- Exercise directions -
Give back exactly the lines from the one containing "Read all visible content and emit it as JSON." through the end of the records, including both, and no others.

== Records for processing ==

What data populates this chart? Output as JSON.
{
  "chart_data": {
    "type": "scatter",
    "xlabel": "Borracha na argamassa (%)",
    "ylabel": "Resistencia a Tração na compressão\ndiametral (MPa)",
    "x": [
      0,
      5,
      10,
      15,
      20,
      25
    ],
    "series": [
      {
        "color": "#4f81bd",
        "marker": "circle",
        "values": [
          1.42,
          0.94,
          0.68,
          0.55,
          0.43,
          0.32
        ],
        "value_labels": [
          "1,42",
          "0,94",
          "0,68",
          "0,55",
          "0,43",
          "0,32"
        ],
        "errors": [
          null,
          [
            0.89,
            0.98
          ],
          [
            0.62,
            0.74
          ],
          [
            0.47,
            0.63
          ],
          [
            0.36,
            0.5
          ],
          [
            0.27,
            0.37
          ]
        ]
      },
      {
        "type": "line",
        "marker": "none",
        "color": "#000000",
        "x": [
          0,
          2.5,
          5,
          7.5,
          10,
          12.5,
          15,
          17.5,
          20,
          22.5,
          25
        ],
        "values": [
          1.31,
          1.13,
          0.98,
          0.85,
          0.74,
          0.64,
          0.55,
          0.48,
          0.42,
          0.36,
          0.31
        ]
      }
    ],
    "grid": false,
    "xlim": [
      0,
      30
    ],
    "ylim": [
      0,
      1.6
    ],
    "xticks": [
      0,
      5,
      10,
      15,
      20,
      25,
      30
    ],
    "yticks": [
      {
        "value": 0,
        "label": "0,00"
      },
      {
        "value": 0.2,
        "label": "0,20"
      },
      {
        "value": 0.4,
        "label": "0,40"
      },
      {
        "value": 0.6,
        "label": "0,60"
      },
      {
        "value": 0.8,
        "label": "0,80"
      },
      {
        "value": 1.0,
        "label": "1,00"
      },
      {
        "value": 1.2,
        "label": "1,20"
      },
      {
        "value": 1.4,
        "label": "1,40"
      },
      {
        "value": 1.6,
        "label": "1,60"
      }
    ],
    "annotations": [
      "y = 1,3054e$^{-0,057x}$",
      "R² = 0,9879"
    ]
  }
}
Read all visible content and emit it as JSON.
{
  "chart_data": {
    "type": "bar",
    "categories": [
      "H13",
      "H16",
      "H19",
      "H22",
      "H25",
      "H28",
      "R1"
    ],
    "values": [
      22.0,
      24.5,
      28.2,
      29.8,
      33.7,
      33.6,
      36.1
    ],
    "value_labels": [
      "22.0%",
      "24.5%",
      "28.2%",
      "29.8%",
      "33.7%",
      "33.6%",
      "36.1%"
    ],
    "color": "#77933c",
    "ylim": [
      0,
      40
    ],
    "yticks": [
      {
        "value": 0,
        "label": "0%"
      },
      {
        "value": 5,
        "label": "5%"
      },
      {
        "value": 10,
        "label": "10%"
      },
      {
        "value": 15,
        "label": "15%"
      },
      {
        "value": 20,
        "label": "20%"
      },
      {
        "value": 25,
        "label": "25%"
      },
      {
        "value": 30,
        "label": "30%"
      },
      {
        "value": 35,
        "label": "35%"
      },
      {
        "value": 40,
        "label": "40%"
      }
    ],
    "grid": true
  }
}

===

- Full output -
Read all visible content and emit it as JSON.
{
  "chart_data": {
    "type": "bar",
    "categories": [
      "H13",
      "H16",
      "H19",
      "H22",
      "H25",
      "H28",
      "R1"
    ],
    "values": [
      22.0,
      24.5,
      28.2,
      29.8,
      33.7,
      33.6,
      36.1
    ],
    "value_labels": [
      "22.0%",
      "24.5%",
      "28.2%",
      "29.8%",
      "33.7%",
      "33.6%",
      "36.1%"
    ],
    "color": "#77933c",
    "ylim": [
      0,
      40
    ],
    "yticks": [
      {
        "value": 0,
        "label": "0%"
      },
      {
        "value": 5,
        "label": "5%"
      },
      {
        "value": 10,
        "label": "10%"
      },
      {
        "value": 15,
        "label": "15%"
      },
      {
        "value": 20,
        "label": "20%"
      },
      {
        "value": 25,
        "label": "25%"
      },
      {
        "value": 30,
        "label": "30%"
      },
      {
        "value": 35,
        "label": "35%"
      },
      {
        "value": 40,
        "label": "40%"
      }
    ],
    "grid": true
  }
}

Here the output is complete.